___ Records for this task ___

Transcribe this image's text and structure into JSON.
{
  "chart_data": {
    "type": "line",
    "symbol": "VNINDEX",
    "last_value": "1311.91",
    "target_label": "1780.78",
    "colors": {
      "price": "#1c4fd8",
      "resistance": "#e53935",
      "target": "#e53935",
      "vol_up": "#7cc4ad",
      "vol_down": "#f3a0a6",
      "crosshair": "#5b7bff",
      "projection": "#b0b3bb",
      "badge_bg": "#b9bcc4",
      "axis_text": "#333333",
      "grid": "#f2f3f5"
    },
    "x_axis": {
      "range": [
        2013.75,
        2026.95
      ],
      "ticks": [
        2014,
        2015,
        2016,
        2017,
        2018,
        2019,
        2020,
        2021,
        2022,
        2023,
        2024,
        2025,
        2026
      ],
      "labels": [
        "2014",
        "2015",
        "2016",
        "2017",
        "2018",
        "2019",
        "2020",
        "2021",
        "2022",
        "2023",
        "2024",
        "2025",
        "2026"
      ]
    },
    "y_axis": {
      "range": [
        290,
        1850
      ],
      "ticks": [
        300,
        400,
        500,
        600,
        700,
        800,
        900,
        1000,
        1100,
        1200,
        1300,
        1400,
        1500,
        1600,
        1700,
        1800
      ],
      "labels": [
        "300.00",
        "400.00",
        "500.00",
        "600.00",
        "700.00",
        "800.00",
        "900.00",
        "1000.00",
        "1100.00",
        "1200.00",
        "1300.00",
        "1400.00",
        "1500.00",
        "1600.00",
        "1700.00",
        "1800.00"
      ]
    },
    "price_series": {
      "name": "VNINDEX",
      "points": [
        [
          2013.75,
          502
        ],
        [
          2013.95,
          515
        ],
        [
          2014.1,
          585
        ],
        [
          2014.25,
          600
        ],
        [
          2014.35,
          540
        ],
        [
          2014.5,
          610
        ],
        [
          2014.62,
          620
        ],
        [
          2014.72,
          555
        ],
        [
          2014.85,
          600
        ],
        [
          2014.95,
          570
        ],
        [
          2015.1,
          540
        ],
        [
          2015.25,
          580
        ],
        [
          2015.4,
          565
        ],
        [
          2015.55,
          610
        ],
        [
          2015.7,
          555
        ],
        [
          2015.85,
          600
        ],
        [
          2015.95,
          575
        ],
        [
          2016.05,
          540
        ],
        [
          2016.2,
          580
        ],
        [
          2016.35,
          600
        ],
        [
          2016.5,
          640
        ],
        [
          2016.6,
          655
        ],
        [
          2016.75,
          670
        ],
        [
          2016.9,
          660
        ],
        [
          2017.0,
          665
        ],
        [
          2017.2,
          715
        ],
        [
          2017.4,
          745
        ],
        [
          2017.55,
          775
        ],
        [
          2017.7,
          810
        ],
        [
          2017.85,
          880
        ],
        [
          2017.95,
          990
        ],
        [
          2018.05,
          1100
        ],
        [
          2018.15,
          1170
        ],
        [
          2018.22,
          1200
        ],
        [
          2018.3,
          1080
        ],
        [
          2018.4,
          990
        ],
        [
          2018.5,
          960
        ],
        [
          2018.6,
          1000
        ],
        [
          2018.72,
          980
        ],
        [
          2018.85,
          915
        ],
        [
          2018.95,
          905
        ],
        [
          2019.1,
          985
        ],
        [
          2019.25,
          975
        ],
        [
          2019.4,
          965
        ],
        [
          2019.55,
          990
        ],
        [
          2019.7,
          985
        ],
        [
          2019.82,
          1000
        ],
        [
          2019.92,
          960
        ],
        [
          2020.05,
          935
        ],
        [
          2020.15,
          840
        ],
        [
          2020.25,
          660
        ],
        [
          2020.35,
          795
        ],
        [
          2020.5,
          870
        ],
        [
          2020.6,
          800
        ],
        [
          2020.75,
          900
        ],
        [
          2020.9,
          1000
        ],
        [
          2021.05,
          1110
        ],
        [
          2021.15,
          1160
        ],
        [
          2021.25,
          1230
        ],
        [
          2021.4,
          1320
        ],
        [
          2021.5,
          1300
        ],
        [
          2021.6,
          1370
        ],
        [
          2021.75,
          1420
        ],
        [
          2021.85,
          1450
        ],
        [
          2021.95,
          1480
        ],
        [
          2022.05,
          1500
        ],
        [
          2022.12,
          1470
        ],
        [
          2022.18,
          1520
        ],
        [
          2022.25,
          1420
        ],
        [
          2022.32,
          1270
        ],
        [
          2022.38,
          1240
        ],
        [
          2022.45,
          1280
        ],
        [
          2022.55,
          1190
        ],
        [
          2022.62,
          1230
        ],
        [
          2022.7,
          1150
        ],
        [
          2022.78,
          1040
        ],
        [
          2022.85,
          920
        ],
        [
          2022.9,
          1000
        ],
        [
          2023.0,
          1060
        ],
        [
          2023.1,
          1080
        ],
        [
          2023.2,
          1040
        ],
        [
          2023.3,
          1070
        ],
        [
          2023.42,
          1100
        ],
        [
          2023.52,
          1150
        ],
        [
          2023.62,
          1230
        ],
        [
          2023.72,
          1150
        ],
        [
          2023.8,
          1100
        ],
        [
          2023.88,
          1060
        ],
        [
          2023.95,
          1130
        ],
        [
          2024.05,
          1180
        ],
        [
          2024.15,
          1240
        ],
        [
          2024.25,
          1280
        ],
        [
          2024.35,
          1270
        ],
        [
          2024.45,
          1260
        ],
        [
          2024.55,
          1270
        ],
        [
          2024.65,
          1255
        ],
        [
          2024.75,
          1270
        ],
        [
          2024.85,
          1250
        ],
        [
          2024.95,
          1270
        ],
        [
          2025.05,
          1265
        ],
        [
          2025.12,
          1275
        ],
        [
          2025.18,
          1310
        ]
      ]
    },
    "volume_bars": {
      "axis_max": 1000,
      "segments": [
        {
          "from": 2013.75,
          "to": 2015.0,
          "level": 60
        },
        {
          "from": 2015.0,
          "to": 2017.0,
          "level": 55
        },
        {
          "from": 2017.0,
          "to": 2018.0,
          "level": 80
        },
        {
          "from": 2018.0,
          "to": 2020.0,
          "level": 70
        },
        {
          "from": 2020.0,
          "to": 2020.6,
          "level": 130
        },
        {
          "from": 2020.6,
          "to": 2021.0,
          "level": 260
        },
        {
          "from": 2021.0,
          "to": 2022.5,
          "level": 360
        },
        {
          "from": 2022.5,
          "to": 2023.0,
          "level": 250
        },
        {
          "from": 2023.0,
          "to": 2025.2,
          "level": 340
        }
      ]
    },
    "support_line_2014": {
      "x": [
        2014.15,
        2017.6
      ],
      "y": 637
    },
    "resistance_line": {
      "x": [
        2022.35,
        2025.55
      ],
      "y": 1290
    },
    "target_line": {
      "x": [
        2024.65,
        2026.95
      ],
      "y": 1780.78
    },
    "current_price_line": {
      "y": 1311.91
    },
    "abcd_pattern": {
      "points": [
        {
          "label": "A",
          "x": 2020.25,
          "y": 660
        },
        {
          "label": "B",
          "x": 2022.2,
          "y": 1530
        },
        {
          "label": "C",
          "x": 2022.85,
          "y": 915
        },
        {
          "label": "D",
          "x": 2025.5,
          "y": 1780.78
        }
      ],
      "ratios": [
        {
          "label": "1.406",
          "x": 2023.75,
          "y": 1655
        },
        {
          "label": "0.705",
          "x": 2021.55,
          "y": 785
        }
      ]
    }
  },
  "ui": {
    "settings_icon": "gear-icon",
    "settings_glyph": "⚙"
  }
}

___

Extract the full listing and reproduce each line exactly.

#### Completed task
Transcribe this image's text and structure into JSON.
{
  "chart_data": {
    "type": "line",
    "symbol": "VNINDEX",
    "last_value": "1311.91",
    "target_label": "1780.78",
    "colors": {
      "price": "#1c4fd8",
      "resistance": "#e53935",
      "target": "#e53935",
      "vol_up": "#7cc4ad",
      "vol_down": "#f3a0a6",
      "crosshair": "#5b7bff",
      "projection": "#b0b3bb",
      "badge_bg": "#b9bcc4",
      "axis_text": "#333333",
      "grid": "#f2f3f5"
    },
    "x_axis": {
      "range": [
        2013.75,
        2026.95
      ],
      "ticks": [
        2014,
        2015,
        2016,
        2017,
        2018,
        2019,
        2020,
        2021,
        2022,
        2023,
        2024,
        2025,
        2026
      ],
      "labels": [
        "2014",
        "2015",
        "2016",
        "2017",
        "2018",
        "2019",
        "2020",
        "2021",
        "2022",
        "2023",
        "2024",
        "2025",
        "2026"
      ]
    },
    "y_axis": {
      "range": [
        290,
        1850
      ],
      "ticks": [
        300,
        400,
        500,
        600,
        700,
        800,
        900,
        1000,
        1100,
        1200,
        1300,
        1400,
        1500,
        1600,
        1700,
        1800
      ],
      "labels": [
        "300.00",
        "400.00",
        "500.00",
        "600.00",
        "700.00",
        "800.00",
        "900.00",
        "1000.00",
        "1100.00",
        "1200.00",
        "1300.00",
        "1400.00",
        "1500.00",
        "1600.00",
        "1700.00",
        "1800.00"
      ]
    },
    "price_series": {
      "name": "VNINDEX",
      "points": [
        [
          2013.75,
          502
        ],
        [
          2013.95,
          515
        ],
        [
          2014.1,
          585
        ],
        [
          2014.25,
          600
        ],
        [
          2014.35,
          540
        ],
        [
          2014.5,
          610
        ],
        [
          2014.62,
          620
        ],
        [
          2014.72,
          555
        ],
        [
          2014.85,
          600
        ],
        [
          2014.95,
          570
        ],
        [
          2015.1,
          540
        ],
        [
          2015.25,
          580
        ],
        [
          2015.4,
          565
        ],
        [
          2015.55,
          610
        ],
        [
          2015.7,
          555
        ],
        [
          2015.85,
          600
        ],
        [
          2015.95,
          575
        ],
        [
          2016.05,
          540
        ],
        [
          2016.2,
          580
        ],
        [
          2016.35,
          600
        ],
        [
          2016.5,
          640
        ],
        [
          2016.6,
          655
        ],
        [
          2016.75,
          670
        ],
        [
          2016.9,
          660
        ],
        [
          2017.0,
          665
        ],
        [
          2017.2,
          715
        ],
        [
          2017.4,
          745
        ],
        [
          2017.55,
          775
        ],
        [
          2017.7,
          810
        ],
        [
          2017.85,
          880
        ],
        [
          2017.95,
          990
        ],
        [
          2018.05,
          1100
        ],
        [
          2018.15,
          1170
        ],
        [
          2018.22,
          1200
        ],
        [
          2018.3,
          1080
        ],
        [
          2018.4,
          990
        ],
        [
          2018.5,
          960
        ],
        [
          2018.6,
          1000
        ],
        [
          2018.72,
          980
        ],
        [
          2018.85,
          915
        ],
        [
          2018.95,
          905
        ],
        [
          2019.1,
          985
        ],
        [
          2019.25,
          975
        ],
        [
          2019.4,
          965
        ],
        [
          2019.55,
          990
        ],
        [
          2019.7,
          985
        ],
        [
          2019.82,
          1000
        ],
        [
          2019.92,
          960
        ],
        [
          2020.05,
          935
        ],
        [
          2020.15,
          840
        ],
        [
          2020.25,
          660
        ],
        [
          2020.35,
          795
        ],
        [
          2020.5,
          870
        ],
        [
          2020.6,
          800
        ],
        [
          2020.75,
          900
        ],
        [
          2020.9,
          1000
        ],
        [
          2021.05,
          1110
        ],
        [
          2021.15,
          1160
        ],
        [
          2021.25,
          1230
        ],
        [
          2021.4,
          1320
        ],
        [
          2021.5,
          1300
        ],
        [
          2021.6,
          1370
        ],
        [
          2021.75,
          1420
        ],
        [
          2021.85,
          1450
        ],
        [
          2021.95,
          1480
        ],
        [
          2022.05,
          1500
        ],
        [
          2022.12,
          1470
        ],
        [
          2022.18,
          1520
        ],
        [
          2022.25,
          1420
        ],
        [
          2022.32,
          1270
        ],
        [
          2022.38,
          1240
        ],
        [
          2022.45,
          1280
        ],
        [
          2022.55,
          1190
        ],
        [
          2022.62,
          1230
        ],
        [
          2022.7,
          1150
        ],
        [
          2022.78,
          1040
        ],
        [
          2022.85,
          920
        ],
        [
          2022.9,
          1000
        ],
        [
          2023.0,
          1060
        ],
        [
          2023.1,
          1080
        ],
        [
          2023.2,
          1040
        ],
        [
          2023.3,
          1070
        ],
        [
          2023.42,
          1100
        ],
        [
          2023.52,
          1150
        ],
        [
          2023.62,
          1230
        ],
        [
          2023.72,
          1150
        ],
        [
          2023.8,
          1100
        ],
        [
          2023.88,
          1060
        ],
        [
          2023.95,
          1130
        ],
        [
          2024.05,
          1180
        ],
        [
          2024.15,
          1240
        ],
        [
          2024.25,
          1280
        ],
        [
          2024.35,
          1270
        ],
        [
          2024.45,
          1260
        ],
        [
          2024.55,
          1270
        ],
        [
          2024.65,
          1255
        ],
        [
          2024.75,
          1270
        ],
        [
          2024.85,
          1250
        ],
        [
          2024.95,
          1270
        ],
        [
          2025.05,
          1265
        ],
        [
          2025.12,
          1275
        ],
        [
          2025.18,
          1310
        ]
      ]
    },
    "volume_bars": {
      "axis_max": 1000,
      "segments": [
        {
          "from": 2013.75,
          "to": 2015.0,
          "level": 60
        },
        {
          "from": 2015.0,
          "to": 2017.0,
          "level": 55
        },
        {
          "from": 2017.0,
          "to": 2018.0,
          "level": 80
        },
        {
          "from": 2018.0,
          "to": 2020.0,
          "level": 70
        },
        {
          "from": 2020.0,
          "to": 2020.6,
          "level": 130
        },
        {
          "from": 2020.6,
          "to": 2021.0,
          "level": 260
        },
        {
          "from": 2021.0,
          "to": 2022.5,
          "level": 360
        },
        {
          "from": 2022.5,
          "to": 2023.0,
          "level": 250
        },
        {
          "from": 2023.0,
          "to": 2025.2,
          "level": 340
        }
      ]
    },
    "support_line_2014": {
      "x": [
        2014.15,
        2017.6
      ],
      "y": 637
    },
    "resistance_line": {
      "x": [
        2022.35,
        2025.55
      ],
      "y": 1290
    },
    "target_line": {
      "x": [
        2024.65,
        2026.95
      ],
      "y": 1780.78
    },
    "current_price_line": {
      "y": 1311.91
    },
    "abcd_pattern": {
      "points": [
        {
          "label": "A",
          "x": 2020.25,
          "y": 660
        },
        {
          "label": "B",
          "x": 2022.2,
          "y": 1530
        },
        {
          "label": "C",
          "x": 2022.85,
          "y": 915
        },
        {
          "label": "D",
          "x": 2025.5,
          "y": 1780.78
        }
      ],
      "ratios": [
        {
          "label": "1.406",
          "x": 2023.75,
          "y": 1655
        },
        {
          "label": "0.705",
          "x": 2021.55,
          "y": 785
        }
      ]
    }
  },
  "ui": {
    "settings_icon": "gear-icon",
    "settings_glyph": "⚙"
  }
}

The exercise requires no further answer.